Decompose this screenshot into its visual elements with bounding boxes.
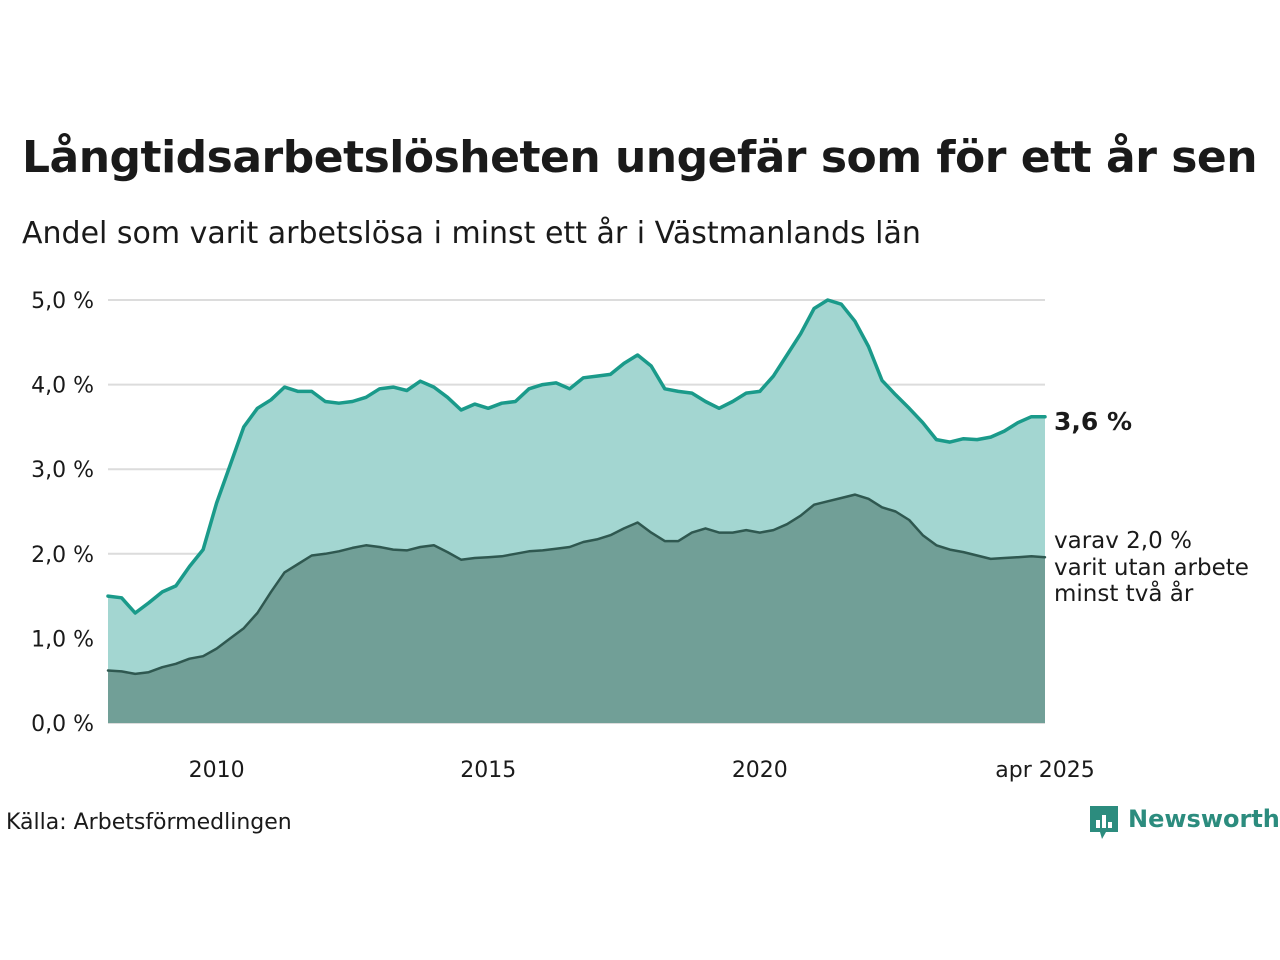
end-label-secondary-line-3: minst två år (1054, 579, 1194, 607)
end-label-secondary-line-1: varav 2,0 % (1054, 528, 1192, 554)
source-note: Källa: Arbetsförmedlingen (6, 810, 292, 835)
newsworthy-logo-icon (1090, 806, 1118, 839)
end-label-total: 3,6 % (1054, 407, 1132, 436)
y-tick-label: 5,0 % (31, 289, 94, 314)
newsworthy-logo[interactable]: Newsworthy (1088, 804, 1280, 844)
y-tick-label: 0,0 % (31, 712, 94, 737)
x-tick-label: 2015 (460, 758, 516, 783)
series-2-line (106, 493, 1047, 676)
chart-title: Långtidsarbetslösheten ungefär som för e… (22, 132, 1258, 183)
x-tick-label: 2010 (189, 758, 245, 783)
y-tick-label: 2,0 % (31, 543, 94, 568)
series-1-line (106, 298, 1047, 615)
y-tick-label: 3,0 % (31, 458, 94, 483)
y-axis: 0,0 % 1,0 % 2,0 % 3,0 % 4,0 % 5,0 % (31, 289, 94, 737)
end-labels: 3,6 % varav 2,0 % varit utan arbete mins… (1054, 407, 1249, 607)
chart-areas (106, 298, 1047, 723)
brand-name: Newsworthy (1128, 805, 1280, 833)
x-tick-label: 2020 (732, 758, 788, 783)
end-label-secondary-line-2: varit utan arbete (1054, 555, 1249, 581)
y-tick-label: 4,0 % (31, 374, 94, 399)
x-tick-label: apr 2025 (995, 758, 1094, 783)
chart-subtitle: Andel som varit arbetslösa i minst ett å… (22, 216, 921, 251)
x-axis: 2010 2015 2020 apr 2025 (189, 758, 1095, 783)
y-tick-label: 1,0 % (31, 627, 94, 652)
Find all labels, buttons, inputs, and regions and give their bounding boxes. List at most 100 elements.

+-------+

_EXERCISE PROMPT_
Convert every line of the rows above into a JSON list of strings, with one string per line and blank lines omitted. Leave the pictures out of the answer.

_ANSWER BELOW_
[
  "Decompose this screenshot into its visual elements with bounding boxes.",
  "end-label-secondary-line-3: minst två år (1054, 579, 1194, 607)",
  "end-label-secondary-line-1: varav 2,0 % (1054, 528, 1192, 554)",
  "source-note: Källa: Arbetsförmedlingen (6, 810, 292, 835)",
  "newsworthy-logo-icon (1090, 806, 1118, 839)",
  "end-label-total: 3,6 % (1054, 407, 1132, 436)",
  "y-tick-label: 5,0 % (31, 289, 94, 314)",
  "newsworthy-logo[interactable]: Newsworthy (1088, 804, 1280, 844)",
  "y-tick-label: 0,0 % (31, 712, 94, 737)",
  "x-tick-label: 2015 (460, 758, 516, 783)",
  "series-2-line (106, 493, 1047, 676)",
  "chart-title: Långtidsarbetslösheten ungefär som för e… (22, 132, 1258, 183)",
  "x-tick-label: 2010 (189, 758, 245, 783)",
  "y-tick-label: 2,0 % (31, 543, 94, 568)",
  "series-1-line (106, 298, 1047, 615)",
  "y-tick-label: 3,0 % (31, 458, 94, 483)",
  "y-axis: 0,0 % 1,0 % 2,0 % 3,0 % 4,0 % 5,0 % (31, 289, 94, 737)",
  "end-labels: 3,6 % varav 2,0 % varit utan arbete mins… (1054, 407, 1249, 607)",
  "chart-areas (106, 298, 1047, 723)",
  "brand-name: Newsworthy (1128, 805, 1280, 833)",
  "x-tick-label: 2020 (732, 758, 788, 783)",
  "end-label-secondary-line-2: varit utan arbete (1054, 555, 1249, 581)",
  "y-tick-label: 4,0 % (31, 374, 94, 399)",
  "x-tick-label: apr 2025 (995, 758, 1094, 783)",
  "chart-subtitle: Andel som varit arbetslösa i minst ett å… (22, 216, 921, 251)",
  "x-axis: 2010 2015 2020 apr 2025 (189, 758, 1095, 783)",
  "y-tick-label: 1,0 % (31, 627, 94, 652)",
  "Find all labels, buttons, inputs, and regions and give their bounding boxes. List at most 100 elements."
]